(Entries with figure data)

========================================================================

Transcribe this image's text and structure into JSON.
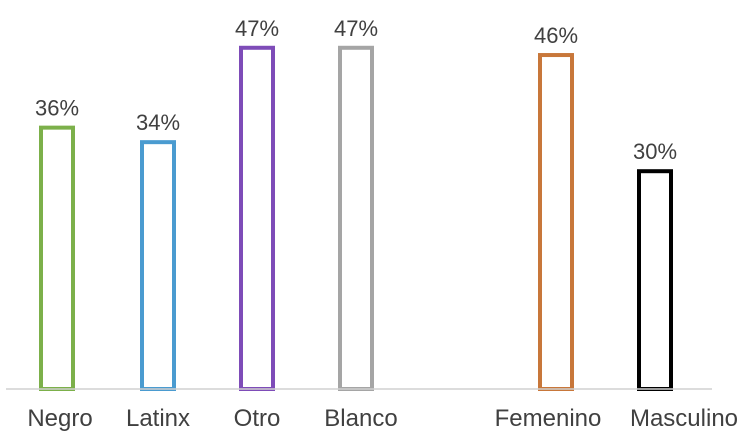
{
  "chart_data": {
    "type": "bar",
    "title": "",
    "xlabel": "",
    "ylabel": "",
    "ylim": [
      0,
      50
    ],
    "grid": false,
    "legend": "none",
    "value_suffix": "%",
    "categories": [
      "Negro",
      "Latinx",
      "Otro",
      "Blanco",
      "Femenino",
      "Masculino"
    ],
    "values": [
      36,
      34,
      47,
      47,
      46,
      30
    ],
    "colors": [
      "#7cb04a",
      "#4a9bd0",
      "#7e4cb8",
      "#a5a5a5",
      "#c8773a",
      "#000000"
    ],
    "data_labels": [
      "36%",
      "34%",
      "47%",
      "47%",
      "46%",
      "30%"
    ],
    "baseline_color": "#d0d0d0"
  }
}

========================================================================

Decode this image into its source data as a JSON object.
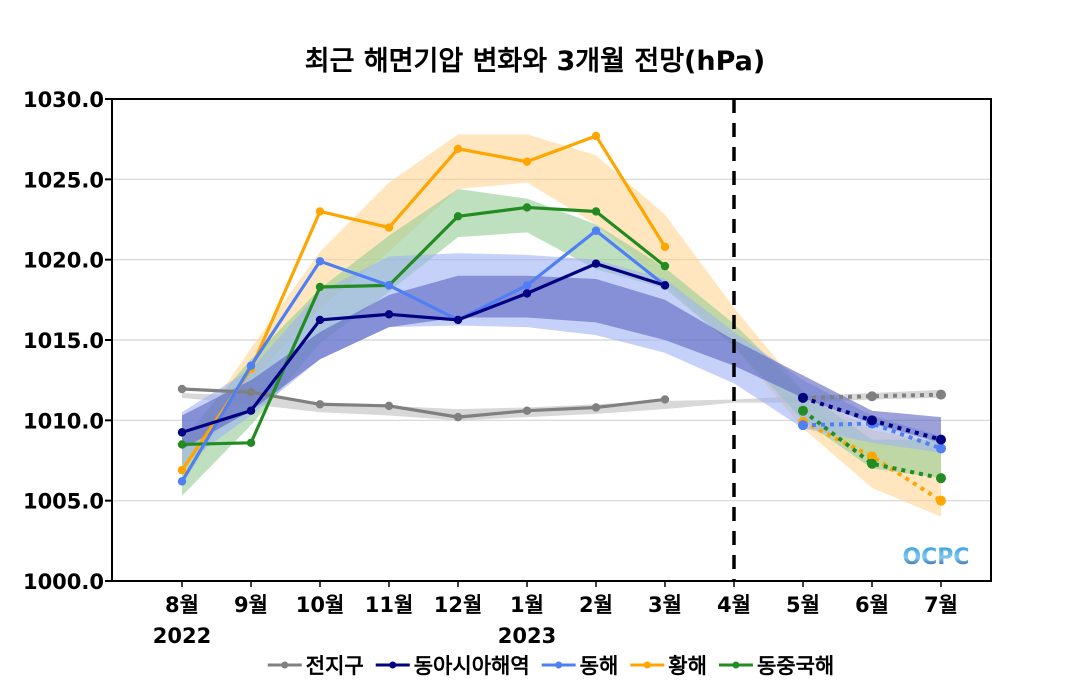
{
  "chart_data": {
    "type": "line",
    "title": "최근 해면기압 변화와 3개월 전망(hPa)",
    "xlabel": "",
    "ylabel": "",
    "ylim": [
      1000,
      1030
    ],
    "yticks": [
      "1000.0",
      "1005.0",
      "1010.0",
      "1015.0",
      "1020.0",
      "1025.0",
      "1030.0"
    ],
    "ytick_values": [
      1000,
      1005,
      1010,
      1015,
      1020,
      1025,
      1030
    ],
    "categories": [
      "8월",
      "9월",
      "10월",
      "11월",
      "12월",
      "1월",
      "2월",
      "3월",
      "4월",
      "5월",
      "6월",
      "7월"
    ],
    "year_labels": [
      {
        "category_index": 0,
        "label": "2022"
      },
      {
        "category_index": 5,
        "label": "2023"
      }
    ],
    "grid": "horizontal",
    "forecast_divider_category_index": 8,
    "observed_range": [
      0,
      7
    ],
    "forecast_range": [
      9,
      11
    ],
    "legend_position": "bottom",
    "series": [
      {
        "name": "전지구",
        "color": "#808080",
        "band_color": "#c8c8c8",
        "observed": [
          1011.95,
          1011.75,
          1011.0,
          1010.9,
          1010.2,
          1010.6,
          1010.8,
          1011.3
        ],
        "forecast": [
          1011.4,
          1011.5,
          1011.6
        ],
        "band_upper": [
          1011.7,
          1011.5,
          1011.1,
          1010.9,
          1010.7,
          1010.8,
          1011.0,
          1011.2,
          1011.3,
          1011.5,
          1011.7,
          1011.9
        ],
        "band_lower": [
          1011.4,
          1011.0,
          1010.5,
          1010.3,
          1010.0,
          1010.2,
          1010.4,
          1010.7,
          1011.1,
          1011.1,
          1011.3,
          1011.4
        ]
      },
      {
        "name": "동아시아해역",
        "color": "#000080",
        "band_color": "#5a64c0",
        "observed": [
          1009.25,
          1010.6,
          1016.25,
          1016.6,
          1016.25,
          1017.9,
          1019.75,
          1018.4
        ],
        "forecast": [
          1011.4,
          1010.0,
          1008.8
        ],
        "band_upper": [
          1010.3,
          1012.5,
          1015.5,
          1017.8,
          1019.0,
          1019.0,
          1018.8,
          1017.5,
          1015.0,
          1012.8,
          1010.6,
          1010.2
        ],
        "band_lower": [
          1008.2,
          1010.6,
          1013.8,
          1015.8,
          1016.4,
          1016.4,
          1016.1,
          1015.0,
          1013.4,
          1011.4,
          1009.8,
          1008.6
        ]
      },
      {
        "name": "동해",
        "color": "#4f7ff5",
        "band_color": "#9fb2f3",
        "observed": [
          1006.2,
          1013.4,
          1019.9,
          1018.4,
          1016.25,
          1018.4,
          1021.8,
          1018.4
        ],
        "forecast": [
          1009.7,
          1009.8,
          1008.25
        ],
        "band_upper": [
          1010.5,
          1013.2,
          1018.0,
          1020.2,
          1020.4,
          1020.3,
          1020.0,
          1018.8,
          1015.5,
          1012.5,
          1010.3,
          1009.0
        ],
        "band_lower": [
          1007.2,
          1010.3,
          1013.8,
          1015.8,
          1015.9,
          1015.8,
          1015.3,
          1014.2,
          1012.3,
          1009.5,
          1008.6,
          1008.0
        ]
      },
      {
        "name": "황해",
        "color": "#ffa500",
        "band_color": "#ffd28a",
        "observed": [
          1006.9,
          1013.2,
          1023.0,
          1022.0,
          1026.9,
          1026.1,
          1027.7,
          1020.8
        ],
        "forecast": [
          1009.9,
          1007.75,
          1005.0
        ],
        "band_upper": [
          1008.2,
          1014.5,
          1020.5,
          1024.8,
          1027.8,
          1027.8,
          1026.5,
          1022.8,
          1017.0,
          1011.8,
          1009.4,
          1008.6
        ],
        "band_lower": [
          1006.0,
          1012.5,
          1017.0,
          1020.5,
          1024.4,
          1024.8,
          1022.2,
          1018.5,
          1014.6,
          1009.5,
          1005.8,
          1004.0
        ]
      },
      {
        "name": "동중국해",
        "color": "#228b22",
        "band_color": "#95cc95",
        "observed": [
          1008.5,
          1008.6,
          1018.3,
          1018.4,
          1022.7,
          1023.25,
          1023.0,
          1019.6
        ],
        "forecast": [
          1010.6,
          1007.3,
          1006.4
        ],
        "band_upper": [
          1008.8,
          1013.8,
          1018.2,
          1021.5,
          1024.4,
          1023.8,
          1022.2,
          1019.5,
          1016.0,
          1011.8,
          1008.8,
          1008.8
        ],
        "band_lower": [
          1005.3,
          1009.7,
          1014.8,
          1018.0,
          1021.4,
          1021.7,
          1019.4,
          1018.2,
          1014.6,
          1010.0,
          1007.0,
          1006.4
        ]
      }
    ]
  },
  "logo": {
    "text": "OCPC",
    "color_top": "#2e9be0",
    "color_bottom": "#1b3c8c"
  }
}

========================================================================

*Requirement*. Show each line in the entries that holds the string "JSON".

*Output of the exercise*.
Transcribe this image's text and structure into JSON.
Decode this image into its source data as a JSON object.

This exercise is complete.